(Dataset rows)
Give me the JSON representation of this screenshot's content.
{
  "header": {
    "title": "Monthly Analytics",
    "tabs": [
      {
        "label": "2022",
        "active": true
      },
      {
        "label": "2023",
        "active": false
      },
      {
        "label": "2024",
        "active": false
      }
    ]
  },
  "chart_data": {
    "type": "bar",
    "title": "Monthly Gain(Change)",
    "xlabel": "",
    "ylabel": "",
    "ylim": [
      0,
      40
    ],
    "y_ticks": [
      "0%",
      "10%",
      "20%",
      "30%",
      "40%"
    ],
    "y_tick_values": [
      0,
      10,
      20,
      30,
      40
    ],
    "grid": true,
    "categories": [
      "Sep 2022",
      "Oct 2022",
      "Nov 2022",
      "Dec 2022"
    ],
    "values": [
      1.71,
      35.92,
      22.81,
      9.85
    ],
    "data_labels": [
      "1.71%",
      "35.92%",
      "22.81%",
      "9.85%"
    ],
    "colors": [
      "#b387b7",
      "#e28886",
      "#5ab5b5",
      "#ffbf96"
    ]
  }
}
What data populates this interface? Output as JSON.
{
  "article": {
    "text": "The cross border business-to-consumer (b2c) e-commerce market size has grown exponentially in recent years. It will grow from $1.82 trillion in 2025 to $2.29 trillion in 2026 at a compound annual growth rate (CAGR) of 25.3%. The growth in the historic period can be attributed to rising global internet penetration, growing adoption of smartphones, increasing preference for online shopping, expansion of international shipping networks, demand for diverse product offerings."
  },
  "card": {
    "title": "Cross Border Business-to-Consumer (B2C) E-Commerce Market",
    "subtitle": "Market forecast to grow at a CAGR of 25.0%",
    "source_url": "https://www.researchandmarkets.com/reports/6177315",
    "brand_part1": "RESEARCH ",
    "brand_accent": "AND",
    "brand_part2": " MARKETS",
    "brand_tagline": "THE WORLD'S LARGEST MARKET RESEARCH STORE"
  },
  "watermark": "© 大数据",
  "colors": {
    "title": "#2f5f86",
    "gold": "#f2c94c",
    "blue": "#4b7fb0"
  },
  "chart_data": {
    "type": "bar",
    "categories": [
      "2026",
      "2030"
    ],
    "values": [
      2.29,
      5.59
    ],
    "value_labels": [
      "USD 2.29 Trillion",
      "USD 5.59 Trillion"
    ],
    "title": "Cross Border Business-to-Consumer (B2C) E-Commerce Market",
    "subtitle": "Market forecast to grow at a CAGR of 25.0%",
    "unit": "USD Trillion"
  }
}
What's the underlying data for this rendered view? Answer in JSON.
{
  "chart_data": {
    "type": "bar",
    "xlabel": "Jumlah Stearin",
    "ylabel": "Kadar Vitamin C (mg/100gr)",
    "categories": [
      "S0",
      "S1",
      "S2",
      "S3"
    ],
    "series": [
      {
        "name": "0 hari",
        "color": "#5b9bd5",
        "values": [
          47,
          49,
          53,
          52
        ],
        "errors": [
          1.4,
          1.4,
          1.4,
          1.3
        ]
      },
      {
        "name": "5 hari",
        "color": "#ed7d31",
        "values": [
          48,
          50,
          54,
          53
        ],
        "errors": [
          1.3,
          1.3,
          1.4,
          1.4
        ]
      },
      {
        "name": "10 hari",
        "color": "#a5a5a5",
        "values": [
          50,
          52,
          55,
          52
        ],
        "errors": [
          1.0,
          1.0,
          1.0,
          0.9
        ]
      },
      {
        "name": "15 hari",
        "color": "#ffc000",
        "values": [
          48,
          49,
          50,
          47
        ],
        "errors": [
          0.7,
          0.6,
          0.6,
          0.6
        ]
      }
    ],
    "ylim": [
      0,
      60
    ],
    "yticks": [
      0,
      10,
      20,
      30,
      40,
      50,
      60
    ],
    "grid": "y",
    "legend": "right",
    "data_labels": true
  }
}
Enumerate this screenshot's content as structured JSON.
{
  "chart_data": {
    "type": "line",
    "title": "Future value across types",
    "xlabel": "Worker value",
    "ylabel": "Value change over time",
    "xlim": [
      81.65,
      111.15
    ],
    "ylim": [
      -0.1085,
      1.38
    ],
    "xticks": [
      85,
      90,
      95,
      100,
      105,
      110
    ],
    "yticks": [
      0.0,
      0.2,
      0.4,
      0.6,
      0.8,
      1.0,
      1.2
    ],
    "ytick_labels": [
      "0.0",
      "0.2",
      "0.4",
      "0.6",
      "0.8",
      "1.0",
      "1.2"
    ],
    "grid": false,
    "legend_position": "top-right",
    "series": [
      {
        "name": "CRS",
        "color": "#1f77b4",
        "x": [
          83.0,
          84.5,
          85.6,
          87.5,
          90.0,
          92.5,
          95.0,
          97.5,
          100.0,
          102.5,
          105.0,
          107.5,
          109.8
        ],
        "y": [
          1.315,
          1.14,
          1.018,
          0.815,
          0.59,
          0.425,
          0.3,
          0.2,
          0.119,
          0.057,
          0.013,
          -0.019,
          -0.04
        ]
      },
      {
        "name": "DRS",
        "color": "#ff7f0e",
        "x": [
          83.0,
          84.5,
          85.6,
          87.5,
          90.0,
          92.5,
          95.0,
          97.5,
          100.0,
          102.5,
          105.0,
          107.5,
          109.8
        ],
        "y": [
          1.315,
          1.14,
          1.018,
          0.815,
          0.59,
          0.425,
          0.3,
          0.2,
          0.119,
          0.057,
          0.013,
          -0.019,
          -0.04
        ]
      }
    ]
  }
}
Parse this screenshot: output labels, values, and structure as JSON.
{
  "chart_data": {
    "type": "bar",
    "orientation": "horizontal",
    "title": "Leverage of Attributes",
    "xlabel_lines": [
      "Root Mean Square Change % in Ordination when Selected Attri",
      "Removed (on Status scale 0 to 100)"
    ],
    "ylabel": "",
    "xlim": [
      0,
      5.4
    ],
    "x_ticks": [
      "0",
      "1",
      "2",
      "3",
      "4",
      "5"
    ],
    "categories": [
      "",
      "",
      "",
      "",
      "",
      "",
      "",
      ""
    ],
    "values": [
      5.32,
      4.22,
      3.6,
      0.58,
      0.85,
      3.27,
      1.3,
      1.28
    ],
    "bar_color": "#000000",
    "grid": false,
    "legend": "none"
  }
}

**Your goal**
Which lines contain "What"? Copy each of them out.

**The response**
What data populates this interface? Output as JSON.
What's the underlying data for this rendered view? Answer in JSON.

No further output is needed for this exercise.